++++ EXTRACTED MATERIAL ++++

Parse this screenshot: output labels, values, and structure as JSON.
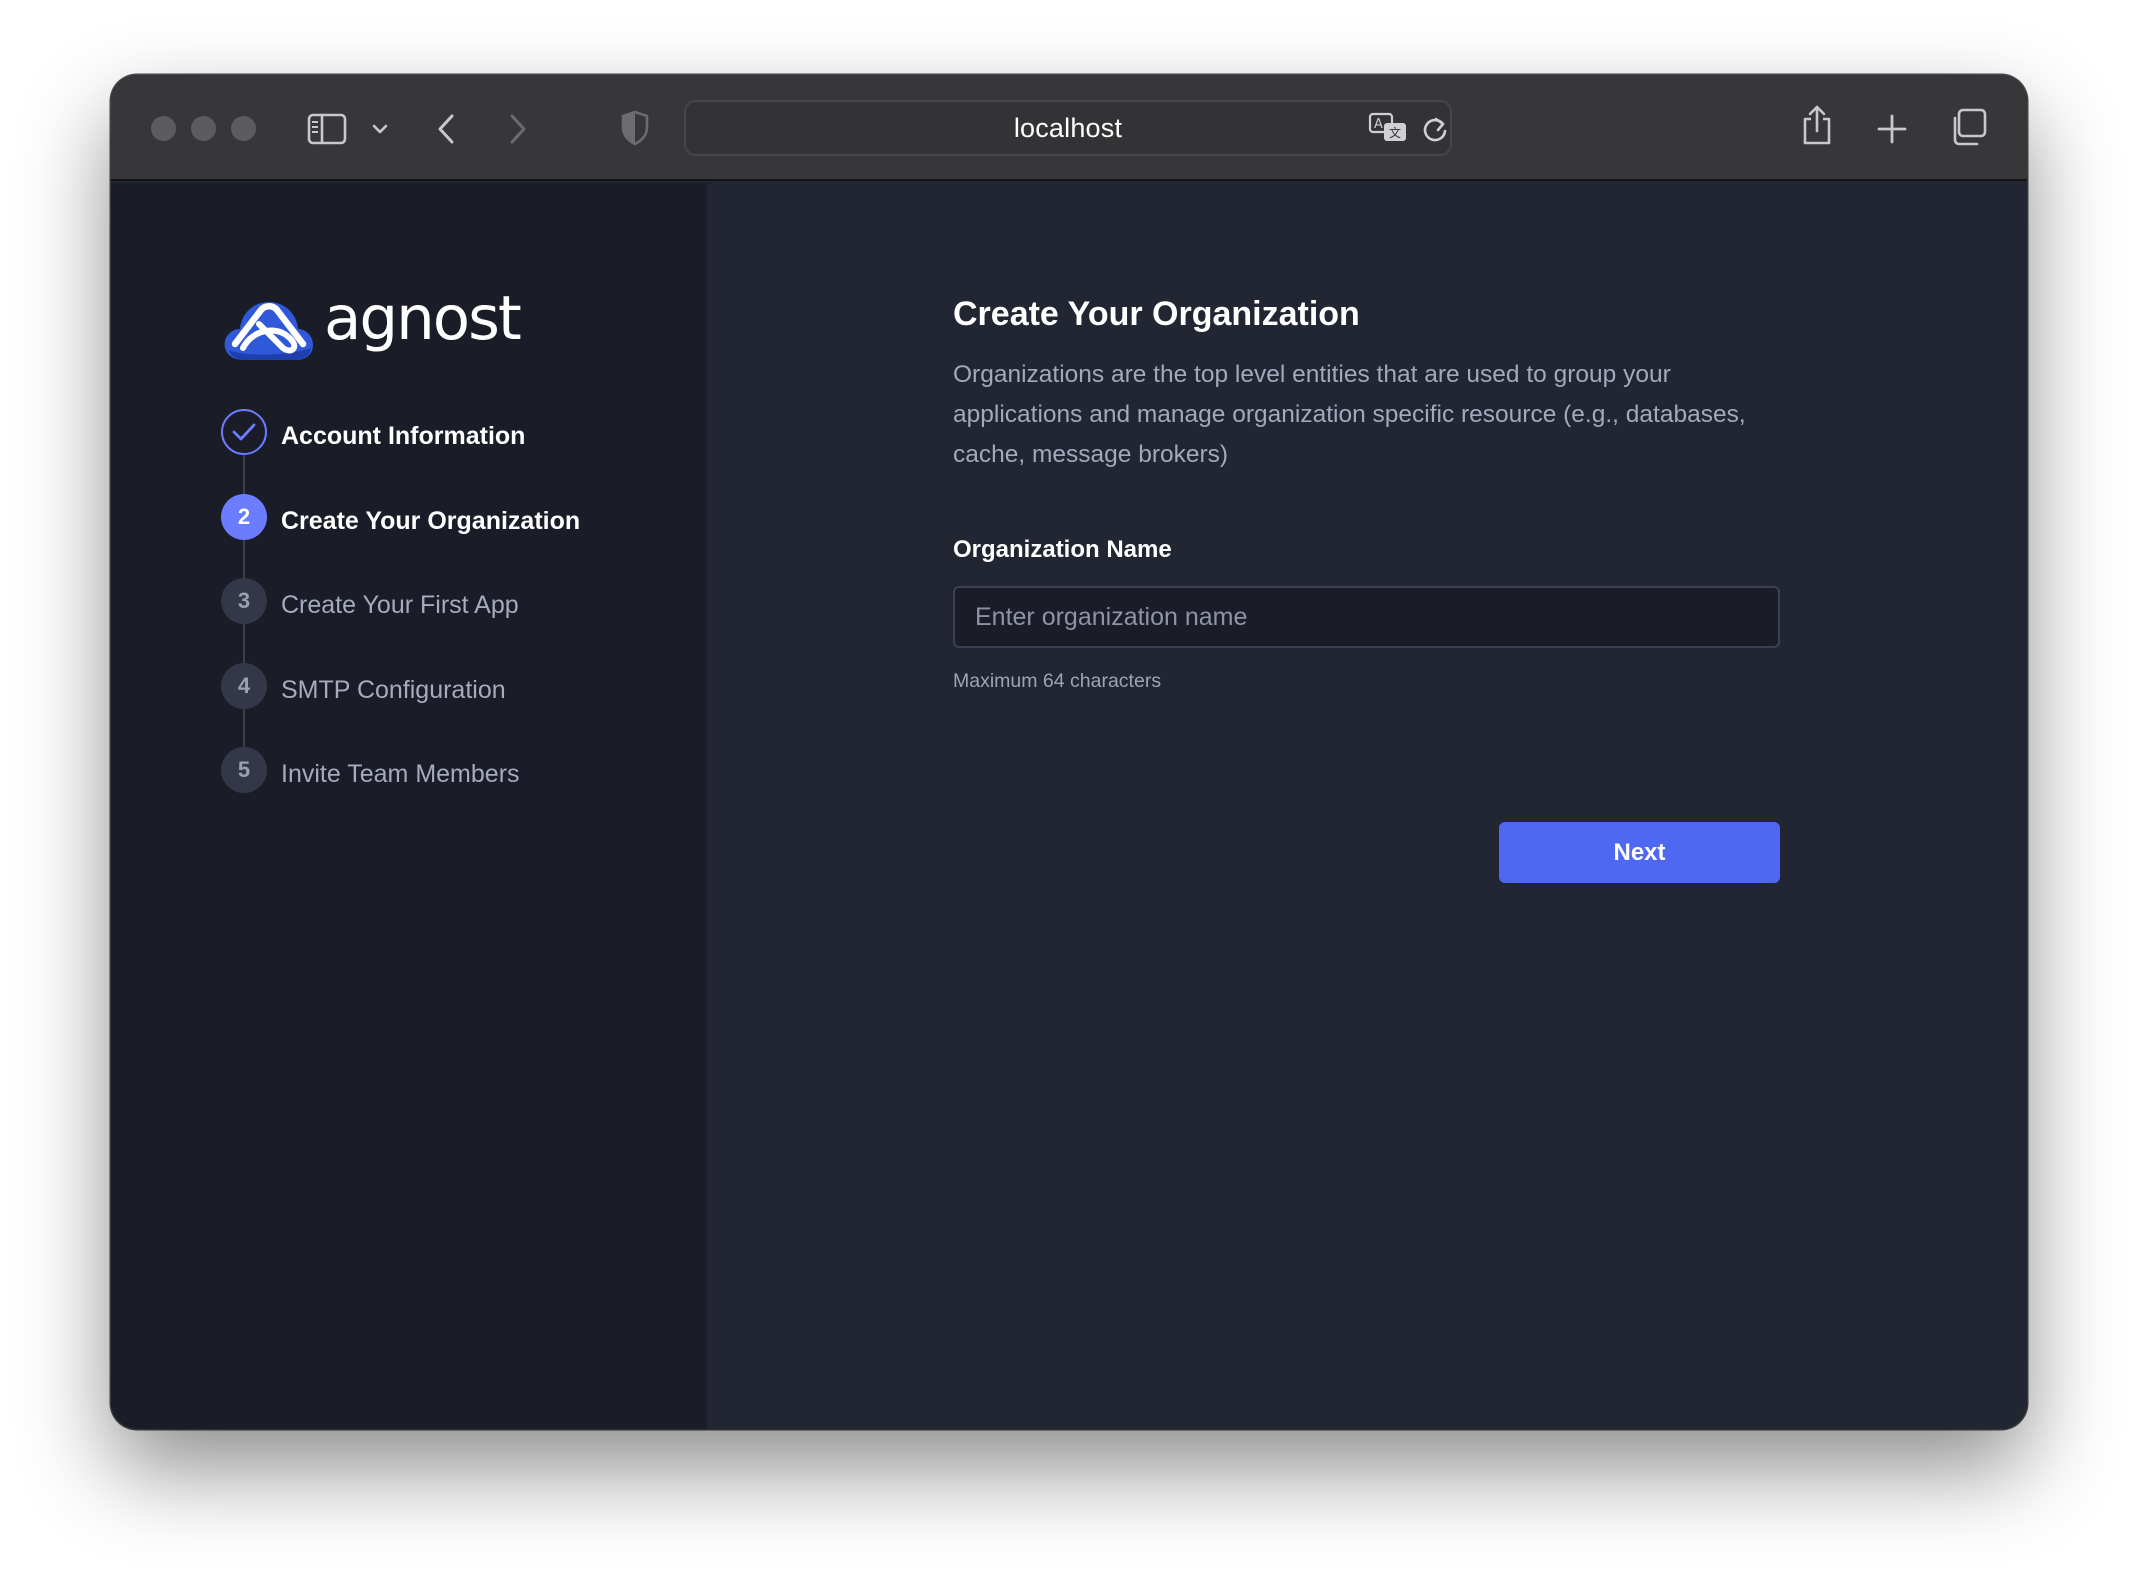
{
  "browser": {
    "url": "localhost"
  },
  "brand": {
    "name": "agnost",
    "accent": "#4e68f2"
  },
  "steps": [
    {
      "number": "1",
      "label": "Account Information",
      "state": "completed"
    },
    {
      "number": "2",
      "label": "Create Your Organization",
      "state": "active"
    },
    {
      "number": "3",
      "label": "Create Your First App",
      "state": "pending"
    },
    {
      "number": "4",
      "label": "SMTP Configuration",
      "state": "pending"
    },
    {
      "number": "5",
      "label": "Invite Team Members",
      "state": "pending"
    }
  ],
  "main": {
    "title": "Create Your Organization",
    "description": "Organizations are the top level entities that are used to group your applications and manage organization specific resource (e.g., databases, cache, message brokers)",
    "field_label": "Organization Name",
    "field_value": "",
    "field_placeholder": "Enter organization name",
    "field_hint": "Maximum 64 characters",
    "next_label": "Next"
  }
}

++++

Find the string "number" in the records, then copy each line where it occurs.

      "number": "1",
      "number": "2",
      "number": "3",
      "number": "4",
      "number": "5",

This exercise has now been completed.